(Task goal) List every line of the items below that contains the word "input".
┌─ Supplied data
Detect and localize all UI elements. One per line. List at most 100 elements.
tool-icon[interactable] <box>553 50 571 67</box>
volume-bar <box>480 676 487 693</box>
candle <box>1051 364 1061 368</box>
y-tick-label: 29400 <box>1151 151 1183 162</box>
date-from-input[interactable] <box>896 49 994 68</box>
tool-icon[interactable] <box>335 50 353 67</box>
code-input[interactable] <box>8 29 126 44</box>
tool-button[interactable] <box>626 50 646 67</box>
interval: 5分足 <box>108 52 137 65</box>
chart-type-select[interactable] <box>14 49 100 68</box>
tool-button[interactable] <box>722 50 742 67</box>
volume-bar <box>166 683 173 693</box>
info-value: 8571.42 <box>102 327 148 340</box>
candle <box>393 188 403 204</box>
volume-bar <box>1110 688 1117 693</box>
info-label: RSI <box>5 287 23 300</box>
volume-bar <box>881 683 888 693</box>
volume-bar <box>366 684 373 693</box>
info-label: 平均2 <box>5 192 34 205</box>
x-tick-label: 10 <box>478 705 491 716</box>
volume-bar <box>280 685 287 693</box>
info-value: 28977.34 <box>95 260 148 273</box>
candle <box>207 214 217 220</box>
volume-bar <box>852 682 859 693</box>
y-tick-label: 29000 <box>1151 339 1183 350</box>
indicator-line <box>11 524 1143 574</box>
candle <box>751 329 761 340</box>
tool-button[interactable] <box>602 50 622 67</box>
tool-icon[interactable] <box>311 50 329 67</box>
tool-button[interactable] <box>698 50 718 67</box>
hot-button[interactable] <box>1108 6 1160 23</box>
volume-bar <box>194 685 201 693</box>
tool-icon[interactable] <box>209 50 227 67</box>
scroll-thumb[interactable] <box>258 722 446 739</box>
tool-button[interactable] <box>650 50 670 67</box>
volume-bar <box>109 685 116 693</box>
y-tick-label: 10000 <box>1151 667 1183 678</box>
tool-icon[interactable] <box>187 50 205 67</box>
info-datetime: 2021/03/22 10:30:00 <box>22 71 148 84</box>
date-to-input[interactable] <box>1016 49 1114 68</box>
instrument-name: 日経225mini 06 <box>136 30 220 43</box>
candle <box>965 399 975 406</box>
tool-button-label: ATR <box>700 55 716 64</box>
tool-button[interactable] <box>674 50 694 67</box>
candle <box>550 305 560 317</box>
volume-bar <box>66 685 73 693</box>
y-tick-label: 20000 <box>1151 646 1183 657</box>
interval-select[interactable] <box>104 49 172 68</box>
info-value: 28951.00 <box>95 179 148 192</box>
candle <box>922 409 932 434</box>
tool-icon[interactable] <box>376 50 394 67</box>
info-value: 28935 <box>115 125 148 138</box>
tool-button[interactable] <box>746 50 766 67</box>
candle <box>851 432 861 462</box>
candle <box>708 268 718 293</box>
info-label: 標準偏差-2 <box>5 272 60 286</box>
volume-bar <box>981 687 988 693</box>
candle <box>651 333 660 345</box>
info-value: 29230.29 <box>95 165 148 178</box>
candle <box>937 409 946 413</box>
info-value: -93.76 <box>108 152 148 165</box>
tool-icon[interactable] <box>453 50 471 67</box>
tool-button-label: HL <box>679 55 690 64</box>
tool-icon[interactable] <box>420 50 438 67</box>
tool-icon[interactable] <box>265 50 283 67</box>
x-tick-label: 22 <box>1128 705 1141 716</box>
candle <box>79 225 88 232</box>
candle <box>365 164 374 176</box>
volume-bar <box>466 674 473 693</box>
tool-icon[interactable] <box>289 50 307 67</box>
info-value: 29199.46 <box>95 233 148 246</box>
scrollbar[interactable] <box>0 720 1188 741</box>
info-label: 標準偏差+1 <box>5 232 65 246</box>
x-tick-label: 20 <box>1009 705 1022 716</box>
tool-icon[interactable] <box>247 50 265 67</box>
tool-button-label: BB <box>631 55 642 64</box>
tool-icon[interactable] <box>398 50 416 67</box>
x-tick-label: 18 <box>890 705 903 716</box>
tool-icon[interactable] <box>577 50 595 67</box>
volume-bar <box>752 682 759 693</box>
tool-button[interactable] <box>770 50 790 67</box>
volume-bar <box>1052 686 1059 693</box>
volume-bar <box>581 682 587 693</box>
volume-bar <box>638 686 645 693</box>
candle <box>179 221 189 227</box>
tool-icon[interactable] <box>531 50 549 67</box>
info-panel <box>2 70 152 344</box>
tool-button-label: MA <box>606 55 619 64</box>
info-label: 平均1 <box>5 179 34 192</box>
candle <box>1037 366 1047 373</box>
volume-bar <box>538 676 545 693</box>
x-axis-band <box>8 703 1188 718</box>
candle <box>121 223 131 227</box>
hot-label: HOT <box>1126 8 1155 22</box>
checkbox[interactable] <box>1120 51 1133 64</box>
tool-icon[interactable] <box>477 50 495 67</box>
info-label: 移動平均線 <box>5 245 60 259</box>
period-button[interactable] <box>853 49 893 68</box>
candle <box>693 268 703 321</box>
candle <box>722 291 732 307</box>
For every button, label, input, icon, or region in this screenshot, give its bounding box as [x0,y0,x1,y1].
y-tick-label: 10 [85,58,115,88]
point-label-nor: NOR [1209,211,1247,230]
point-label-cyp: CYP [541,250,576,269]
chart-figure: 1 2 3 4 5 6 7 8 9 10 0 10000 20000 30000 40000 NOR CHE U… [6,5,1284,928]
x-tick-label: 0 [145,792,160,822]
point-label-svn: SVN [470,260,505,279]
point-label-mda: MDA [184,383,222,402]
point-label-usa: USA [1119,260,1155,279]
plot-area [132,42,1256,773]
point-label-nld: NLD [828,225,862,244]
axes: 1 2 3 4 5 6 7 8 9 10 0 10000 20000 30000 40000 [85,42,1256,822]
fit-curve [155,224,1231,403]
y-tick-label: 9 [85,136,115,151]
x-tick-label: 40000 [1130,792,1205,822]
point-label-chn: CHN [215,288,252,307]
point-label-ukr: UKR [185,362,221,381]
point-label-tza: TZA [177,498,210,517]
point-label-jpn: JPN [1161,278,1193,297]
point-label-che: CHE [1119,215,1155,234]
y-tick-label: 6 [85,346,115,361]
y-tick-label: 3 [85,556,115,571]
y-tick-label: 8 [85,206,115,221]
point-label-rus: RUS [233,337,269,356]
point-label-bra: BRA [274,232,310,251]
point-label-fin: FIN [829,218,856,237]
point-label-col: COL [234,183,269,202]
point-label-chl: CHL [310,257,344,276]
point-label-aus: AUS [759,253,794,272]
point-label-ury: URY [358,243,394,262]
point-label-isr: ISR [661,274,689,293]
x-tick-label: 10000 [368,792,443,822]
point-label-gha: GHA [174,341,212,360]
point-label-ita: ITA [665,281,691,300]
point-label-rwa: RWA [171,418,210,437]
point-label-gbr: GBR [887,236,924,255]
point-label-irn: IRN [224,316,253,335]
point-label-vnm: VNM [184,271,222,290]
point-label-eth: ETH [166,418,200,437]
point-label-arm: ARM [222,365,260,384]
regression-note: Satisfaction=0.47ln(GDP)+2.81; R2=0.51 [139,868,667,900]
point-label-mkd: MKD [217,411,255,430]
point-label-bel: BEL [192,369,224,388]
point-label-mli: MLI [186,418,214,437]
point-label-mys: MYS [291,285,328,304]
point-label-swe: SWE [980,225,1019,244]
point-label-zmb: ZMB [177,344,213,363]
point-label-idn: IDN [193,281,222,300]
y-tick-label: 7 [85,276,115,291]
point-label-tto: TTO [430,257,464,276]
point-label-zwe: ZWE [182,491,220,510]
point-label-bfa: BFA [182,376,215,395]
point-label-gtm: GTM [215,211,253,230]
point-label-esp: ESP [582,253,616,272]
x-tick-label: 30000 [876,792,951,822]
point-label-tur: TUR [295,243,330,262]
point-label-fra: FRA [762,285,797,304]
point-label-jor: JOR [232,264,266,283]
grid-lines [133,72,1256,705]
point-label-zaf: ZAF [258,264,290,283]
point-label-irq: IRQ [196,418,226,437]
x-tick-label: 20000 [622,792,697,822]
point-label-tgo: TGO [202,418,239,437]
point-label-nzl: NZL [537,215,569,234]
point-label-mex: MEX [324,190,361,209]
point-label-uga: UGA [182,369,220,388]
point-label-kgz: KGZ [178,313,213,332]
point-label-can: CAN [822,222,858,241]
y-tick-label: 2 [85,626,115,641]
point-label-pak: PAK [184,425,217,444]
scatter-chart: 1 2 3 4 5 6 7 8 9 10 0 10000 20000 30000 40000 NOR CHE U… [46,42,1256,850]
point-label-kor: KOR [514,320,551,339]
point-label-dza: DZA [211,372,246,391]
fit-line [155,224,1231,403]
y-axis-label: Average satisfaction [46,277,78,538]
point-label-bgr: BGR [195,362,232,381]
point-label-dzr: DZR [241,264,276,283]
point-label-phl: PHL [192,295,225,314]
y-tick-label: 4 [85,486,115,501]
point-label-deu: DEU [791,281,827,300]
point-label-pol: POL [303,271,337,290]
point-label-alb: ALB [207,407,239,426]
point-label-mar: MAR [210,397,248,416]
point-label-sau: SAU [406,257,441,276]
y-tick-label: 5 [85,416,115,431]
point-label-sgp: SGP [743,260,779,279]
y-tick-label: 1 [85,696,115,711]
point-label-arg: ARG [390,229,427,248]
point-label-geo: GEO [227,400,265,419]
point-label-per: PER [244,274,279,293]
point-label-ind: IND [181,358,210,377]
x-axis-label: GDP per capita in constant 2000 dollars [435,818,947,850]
└─
(Answer in full)
date-from-input[interactable] <box>896 49 994 68</box>
code-input[interactable] <box>8 29 126 44</box>
date-to-input[interactable] <box>1016 49 1114 68</box>
For every button, label, input, icon, or region in this screenshot, give its bounding box as [x0,y0,x1,y1].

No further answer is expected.